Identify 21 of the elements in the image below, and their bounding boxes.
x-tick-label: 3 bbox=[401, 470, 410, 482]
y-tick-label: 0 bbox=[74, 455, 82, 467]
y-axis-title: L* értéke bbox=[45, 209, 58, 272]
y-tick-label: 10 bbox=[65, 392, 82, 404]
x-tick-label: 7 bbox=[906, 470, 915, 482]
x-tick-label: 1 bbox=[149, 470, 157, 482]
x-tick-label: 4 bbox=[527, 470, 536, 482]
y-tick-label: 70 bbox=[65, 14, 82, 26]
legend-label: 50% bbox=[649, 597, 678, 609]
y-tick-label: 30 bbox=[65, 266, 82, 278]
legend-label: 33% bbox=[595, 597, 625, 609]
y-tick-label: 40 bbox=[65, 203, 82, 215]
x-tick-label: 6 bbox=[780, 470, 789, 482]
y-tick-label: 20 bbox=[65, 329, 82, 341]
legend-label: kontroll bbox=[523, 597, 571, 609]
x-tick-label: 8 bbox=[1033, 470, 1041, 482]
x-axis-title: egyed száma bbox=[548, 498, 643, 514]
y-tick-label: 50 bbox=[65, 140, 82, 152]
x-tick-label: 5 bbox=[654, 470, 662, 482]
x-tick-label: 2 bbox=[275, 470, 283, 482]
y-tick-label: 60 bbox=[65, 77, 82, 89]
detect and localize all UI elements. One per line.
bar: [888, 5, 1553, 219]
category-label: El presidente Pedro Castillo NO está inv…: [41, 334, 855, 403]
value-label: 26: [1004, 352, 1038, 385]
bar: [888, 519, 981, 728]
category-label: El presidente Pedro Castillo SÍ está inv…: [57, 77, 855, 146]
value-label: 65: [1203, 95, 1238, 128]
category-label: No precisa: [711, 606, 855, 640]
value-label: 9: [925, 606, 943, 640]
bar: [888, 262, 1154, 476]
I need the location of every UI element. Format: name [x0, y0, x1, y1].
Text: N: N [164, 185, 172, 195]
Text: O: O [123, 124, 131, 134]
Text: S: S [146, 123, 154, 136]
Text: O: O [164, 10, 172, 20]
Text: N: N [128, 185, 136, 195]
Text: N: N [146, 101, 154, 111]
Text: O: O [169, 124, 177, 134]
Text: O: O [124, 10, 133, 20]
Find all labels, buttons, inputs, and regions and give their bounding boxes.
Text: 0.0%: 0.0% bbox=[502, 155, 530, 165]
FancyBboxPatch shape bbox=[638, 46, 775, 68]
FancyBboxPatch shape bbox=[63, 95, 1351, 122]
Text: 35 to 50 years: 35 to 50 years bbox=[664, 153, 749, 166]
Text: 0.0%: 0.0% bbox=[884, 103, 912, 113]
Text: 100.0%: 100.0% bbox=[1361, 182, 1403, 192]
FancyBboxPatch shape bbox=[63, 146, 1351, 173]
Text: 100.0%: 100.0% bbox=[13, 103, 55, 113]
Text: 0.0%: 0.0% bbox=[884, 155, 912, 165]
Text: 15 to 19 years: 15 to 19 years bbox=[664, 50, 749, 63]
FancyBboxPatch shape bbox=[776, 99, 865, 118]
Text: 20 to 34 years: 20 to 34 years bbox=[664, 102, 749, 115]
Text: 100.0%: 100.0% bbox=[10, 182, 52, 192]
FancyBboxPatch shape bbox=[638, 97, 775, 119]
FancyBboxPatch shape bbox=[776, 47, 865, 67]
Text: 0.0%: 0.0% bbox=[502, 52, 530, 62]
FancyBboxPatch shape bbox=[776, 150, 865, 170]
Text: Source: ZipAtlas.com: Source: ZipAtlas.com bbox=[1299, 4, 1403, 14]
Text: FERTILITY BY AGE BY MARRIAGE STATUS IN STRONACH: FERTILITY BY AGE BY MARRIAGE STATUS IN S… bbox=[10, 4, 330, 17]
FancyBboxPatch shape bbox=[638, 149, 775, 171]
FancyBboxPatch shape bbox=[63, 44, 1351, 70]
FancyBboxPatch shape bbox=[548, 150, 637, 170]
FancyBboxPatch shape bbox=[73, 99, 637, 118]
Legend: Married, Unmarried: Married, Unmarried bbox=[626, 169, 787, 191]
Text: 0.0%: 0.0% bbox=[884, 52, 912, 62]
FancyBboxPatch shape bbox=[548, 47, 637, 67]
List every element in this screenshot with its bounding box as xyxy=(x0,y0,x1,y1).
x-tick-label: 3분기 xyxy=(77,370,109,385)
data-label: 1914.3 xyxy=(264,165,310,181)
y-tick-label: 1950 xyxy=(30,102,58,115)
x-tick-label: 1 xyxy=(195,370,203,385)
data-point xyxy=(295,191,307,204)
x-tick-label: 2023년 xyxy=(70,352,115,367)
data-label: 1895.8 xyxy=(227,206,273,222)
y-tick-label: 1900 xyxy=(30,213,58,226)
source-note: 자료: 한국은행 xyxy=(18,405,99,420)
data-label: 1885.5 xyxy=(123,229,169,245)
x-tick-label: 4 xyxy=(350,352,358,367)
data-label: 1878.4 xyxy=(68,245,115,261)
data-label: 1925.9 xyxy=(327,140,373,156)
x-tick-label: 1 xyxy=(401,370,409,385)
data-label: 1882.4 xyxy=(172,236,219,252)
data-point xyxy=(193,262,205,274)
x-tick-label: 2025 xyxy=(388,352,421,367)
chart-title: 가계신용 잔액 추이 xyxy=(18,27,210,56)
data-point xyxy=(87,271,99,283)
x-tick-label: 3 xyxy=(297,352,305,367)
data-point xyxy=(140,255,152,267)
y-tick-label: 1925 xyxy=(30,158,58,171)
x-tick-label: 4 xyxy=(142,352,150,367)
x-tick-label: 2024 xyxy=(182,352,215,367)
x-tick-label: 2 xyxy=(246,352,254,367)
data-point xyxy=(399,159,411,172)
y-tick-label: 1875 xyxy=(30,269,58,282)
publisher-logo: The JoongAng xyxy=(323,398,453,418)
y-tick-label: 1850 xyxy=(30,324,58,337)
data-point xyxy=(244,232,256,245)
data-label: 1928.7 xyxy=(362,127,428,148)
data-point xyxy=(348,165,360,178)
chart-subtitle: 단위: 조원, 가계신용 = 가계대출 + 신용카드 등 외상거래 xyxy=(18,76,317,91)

* * * * * * *

* _Description of the task_:
Copy every one of the rows above exactly as they appear, keeping each line as it is.

* _Solution for this task_:
Identify 21 of the elements in the image below, and their bounding boxes.
x-tick-label: 3 bbox=[401, 470, 410, 482]
y-tick-label: 0 bbox=[74, 455, 82, 467]
y-axis-title: L* értéke bbox=[45, 209, 58, 272]
y-tick-label: 10 bbox=[65, 392, 82, 404]
x-tick-label: 7 bbox=[906, 470, 915, 482]
x-tick-label: 1 bbox=[149, 470, 157, 482]
x-tick-label: 4 bbox=[527, 470, 536, 482]
y-tick-label: 70 bbox=[65, 14, 82, 26]
legend-label: 50% bbox=[649, 597, 678, 609]
y-tick-label: 30 bbox=[65, 266, 82, 278]
legend-label: 33% bbox=[595, 597, 625, 609]
y-tick-label: 40 bbox=[65, 203, 82, 215]
x-tick-label: 6 bbox=[780, 470, 789, 482]
y-tick-label: 20 bbox=[65, 329, 82, 341]
legend-label: kontroll bbox=[523, 597, 571, 609]
x-tick-label: 8 bbox=[1033, 470, 1041, 482]
x-axis-title: egyed száma bbox=[548, 498, 643, 514]
y-tick-label: 50 bbox=[65, 140, 82, 152]
x-tick-label: 5 bbox=[654, 470, 662, 482]
x-tick-label: 2 bbox=[275, 470, 283, 482]
y-tick-label: 60 bbox=[65, 77, 82, 89]
detect and localize all UI elements. One per line.
bar: [888, 5, 1553, 219]
category-label: El presidente Pedro Castillo NO está inv…: [41, 334, 855, 403]
value-label: 26: [1004, 352, 1038, 385]
bar: [888, 519, 981, 728]
category-label: El presidente Pedro Castillo SÍ está inv…: [57, 77, 855, 146]
value-label: 65: [1203, 95, 1238, 128]
category-label: No precisa: [711, 606, 855, 640]
value-label: 9: [925, 606, 943, 640]
bar: [888, 262, 1154, 476]
I need the location of every UI element. Format: name [x0, y0, x1, y1].
Text: N: N [164, 185, 172, 195]
Text: O: O [123, 124, 131, 134]
Text: S: S [146, 123, 154, 136]
Text: O: O [164, 10, 172, 20]
Text: N: N [128, 185, 136, 195]
Text: N: N [146, 101, 154, 111]
Text: O: O [169, 124, 177, 134]
Text: O: O [124, 10, 133, 20]
Find all labels, buttons, inputs, and regions and give their bounding boxes.
Text: 0.0%: 0.0% bbox=[502, 155, 530, 165]
FancyBboxPatch shape bbox=[638, 46, 775, 68]
FancyBboxPatch shape bbox=[63, 95, 1351, 122]
Text: 35 to 50 years: 35 to 50 years bbox=[664, 153, 749, 166]
Text: 0.0%: 0.0% bbox=[884, 103, 912, 113]
Text: 100.0%: 100.0% bbox=[1361, 182, 1403, 192]
FancyBboxPatch shape bbox=[63, 146, 1351, 173]
Text: 100.0%: 100.0% bbox=[13, 103, 55, 113]
Text: 0.0%: 0.0% bbox=[884, 155, 912, 165]
Text: 15 to 19 years: 15 to 19 years bbox=[664, 50, 749, 63]
FancyBboxPatch shape bbox=[776, 99, 865, 118]
Text: 20 to 34 years: 20 to 34 years bbox=[664, 102, 749, 115]
Text: 100.0%: 100.0% bbox=[10, 182, 52, 192]
FancyBboxPatch shape bbox=[638, 97, 775, 119]
FancyBboxPatch shape bbox=[776, 47, 865, 67]
Text: 0.0%: 0.0% bbox=[502, 52, 530, 62]
FancyBboxPatch shape bbox=[776, 150, 865, 170]
Text: Source: ZipAtlas.com: Source: ZipAtlas.com bbox=[1299, 4, 1403, 14]
Text: FERTILITY BY AGE BY MARRIAGE STATUS IN STRONACH: FERTILITY BY AGE BY MARRIAGE STATUS IN S… bbox=[10, 4, 330, 17]
FancyBboxPatch shape bbox=[638, 149, 775, 171]
FancyBboxPatch shape bbox=[63, 44, 1351, 70]
FancyBboxPatch shape bbox=[548, 150, 637, 170]
FancyBboxPatch shape bbox=[73, 99, 637, 118]
Legend: Married, Unmarried: Married, Unmarried bbox=[626, 169, 787, 191]
Text: 0.0%: 0.0% bbox=[884, 52, 912, 62]
FancyBboxPatch shape bbox=[548, 47, 637, 67]
List every element in this screenshot with its bounding box as xyxy=(x0,y0,x1,y1).
x-tick-label: 3분기 xyxy=(77,370,109,385)
data-label: 1914.3 xyxy=(264,165,310,181)
y-tick-label: 1950 xyxy=(30,102,58,115)
x-tick-label: 1 xyxy=(195,370,203,385)
data-point xyxy=(295,191,307,204)
x-tick-label: 2023년 xyxy=(70,352,115,367)
data-label: 1895.8 xyxy=(227,206,273,222)
y-tick-label: 1900 xyxy=(30,213,58,226)
source-note: 자료: 한국은행 xyxy=(18,405,99,420)
data-label: 1885.5 xyxy=(123,229,169,245)
x-tick-label: 4 xyxy=(350,352,358,367)
data-label: 1878.4 xyxy=(68,245,115,261)
data-label: 1925.9 xyxy=(327,140,373,156)
x-tick-label: 1 xyxy=(401,370,409,385)
data-label: 1882.4 xyxy=(172,236,219,252)
data-point xyxy=(193,262,205,274)
x-tick-label: 2025 xyxy=(388,352,421,367)
chart-title: 가계신용 잔액 추이 xyxy=(18,27,210,56)
data-point xyxy=(87,271,99,283)
x-tick-label: 3 xyxy=(297,352,305,367)
data-point xyxy=(140,255,152,267)
y-tick-label: 1925 xyxy=(30,158,58,171)
x-tick-label: 4 xyxy=(142,352,150,367)
x-tick-label: 2024 xyxy=(182,352,215,367)
x-tick-label: 2 xyxy=(246,352,254,367)
data-point xyxy=(399,159,411,172)
y-tick-label: 1875 xyxy=(30,269,58,282)
publisher-logo: The JoongAng xyxy=(323,398,453,418)
y-tick-label: 1850 xyxy=(30,324,58,337)
data-point xyxy=(244,232,256,245)
data-label: 1928.7 xyxy=(362,127,428,148)
data-point xyxy=(348,165,360,178)
chart-subtitle: 단위: 조원, 가계신용 = 가계대출 + 신용카드 등 외상거래 xyxy=(18,76,317,91)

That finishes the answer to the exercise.